Dataset excerpts:
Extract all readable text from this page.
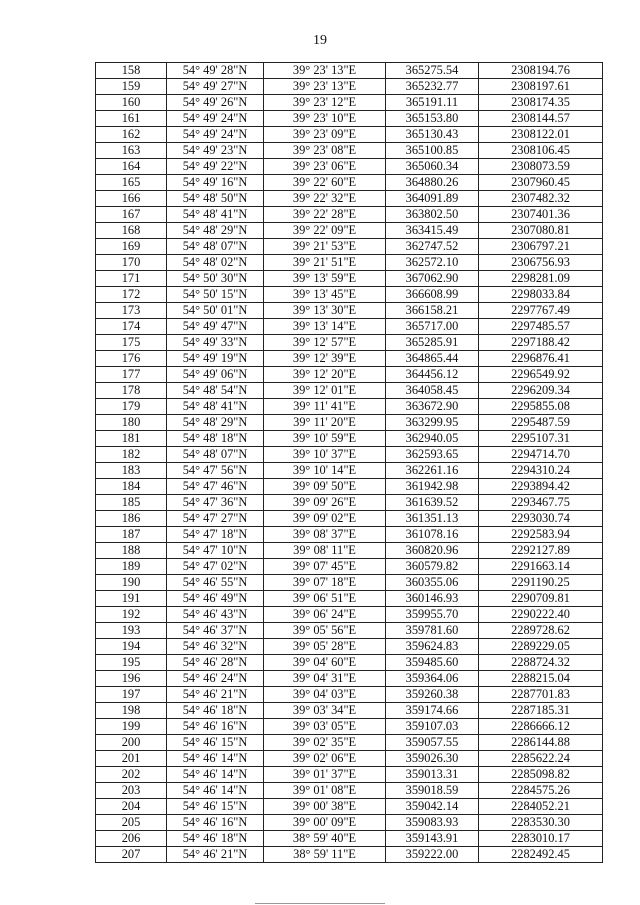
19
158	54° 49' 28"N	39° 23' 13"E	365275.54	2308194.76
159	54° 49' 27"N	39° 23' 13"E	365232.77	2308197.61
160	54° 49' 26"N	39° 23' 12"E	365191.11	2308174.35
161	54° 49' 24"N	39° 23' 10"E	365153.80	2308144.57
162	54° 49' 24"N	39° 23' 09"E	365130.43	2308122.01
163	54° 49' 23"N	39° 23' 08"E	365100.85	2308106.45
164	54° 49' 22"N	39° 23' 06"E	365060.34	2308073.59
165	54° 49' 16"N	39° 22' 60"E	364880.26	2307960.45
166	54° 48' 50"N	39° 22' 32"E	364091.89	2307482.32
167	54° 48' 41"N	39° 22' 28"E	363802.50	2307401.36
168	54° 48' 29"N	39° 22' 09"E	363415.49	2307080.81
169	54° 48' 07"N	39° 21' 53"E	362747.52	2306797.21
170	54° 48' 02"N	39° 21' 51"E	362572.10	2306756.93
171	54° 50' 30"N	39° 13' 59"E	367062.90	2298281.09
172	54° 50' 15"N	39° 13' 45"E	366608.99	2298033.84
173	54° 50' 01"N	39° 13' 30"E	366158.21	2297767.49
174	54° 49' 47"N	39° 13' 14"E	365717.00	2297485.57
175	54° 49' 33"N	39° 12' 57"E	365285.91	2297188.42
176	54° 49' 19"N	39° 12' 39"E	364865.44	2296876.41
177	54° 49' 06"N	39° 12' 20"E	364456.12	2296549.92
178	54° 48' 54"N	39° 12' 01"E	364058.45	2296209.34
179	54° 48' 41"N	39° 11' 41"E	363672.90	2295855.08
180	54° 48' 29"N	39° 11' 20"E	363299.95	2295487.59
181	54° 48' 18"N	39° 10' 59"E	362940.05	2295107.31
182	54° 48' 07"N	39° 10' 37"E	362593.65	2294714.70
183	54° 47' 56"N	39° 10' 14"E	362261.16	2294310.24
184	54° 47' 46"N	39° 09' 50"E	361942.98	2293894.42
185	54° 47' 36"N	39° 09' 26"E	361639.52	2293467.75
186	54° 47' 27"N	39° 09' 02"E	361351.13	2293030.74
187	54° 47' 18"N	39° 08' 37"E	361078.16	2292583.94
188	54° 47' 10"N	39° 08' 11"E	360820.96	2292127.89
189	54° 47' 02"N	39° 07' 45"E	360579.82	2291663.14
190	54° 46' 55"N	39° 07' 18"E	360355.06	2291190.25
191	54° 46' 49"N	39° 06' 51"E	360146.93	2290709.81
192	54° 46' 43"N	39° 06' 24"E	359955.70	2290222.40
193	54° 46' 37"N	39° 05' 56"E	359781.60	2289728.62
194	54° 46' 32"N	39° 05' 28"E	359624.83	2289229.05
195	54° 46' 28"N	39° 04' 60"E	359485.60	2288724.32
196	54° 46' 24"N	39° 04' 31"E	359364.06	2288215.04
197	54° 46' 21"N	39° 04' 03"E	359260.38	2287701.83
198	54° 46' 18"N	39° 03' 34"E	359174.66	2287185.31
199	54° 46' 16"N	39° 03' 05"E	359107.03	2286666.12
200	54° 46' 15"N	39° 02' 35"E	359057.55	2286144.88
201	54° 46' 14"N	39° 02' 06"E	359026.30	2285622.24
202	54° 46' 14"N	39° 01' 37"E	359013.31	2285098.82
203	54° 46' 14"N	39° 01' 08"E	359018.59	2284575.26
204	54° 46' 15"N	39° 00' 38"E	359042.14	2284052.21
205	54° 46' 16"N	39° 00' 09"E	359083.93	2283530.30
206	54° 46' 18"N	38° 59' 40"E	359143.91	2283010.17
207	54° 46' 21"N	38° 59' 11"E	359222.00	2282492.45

==

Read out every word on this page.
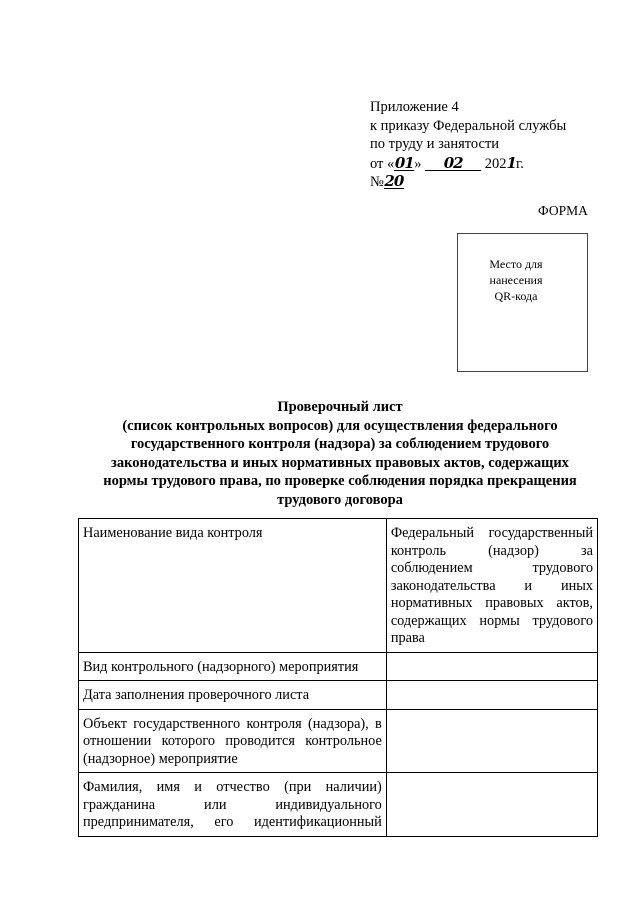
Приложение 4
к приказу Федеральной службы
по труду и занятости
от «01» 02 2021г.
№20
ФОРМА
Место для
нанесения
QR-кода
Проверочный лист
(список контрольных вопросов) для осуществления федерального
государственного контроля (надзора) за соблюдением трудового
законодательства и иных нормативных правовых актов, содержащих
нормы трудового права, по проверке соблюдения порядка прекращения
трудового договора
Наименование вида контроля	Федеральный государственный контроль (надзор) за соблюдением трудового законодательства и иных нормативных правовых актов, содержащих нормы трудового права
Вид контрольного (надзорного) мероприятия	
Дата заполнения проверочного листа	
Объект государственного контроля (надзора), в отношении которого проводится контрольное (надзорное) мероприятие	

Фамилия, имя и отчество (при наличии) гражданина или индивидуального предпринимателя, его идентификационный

Stated problem:
Copy all the lines above that hold the string "надзора".

The output:
государственного контроля (надзора) за соблюдением трудового
Объект государственного контроля (надзора), в отношении которого проводится контрольное (надзорное) мероприятие	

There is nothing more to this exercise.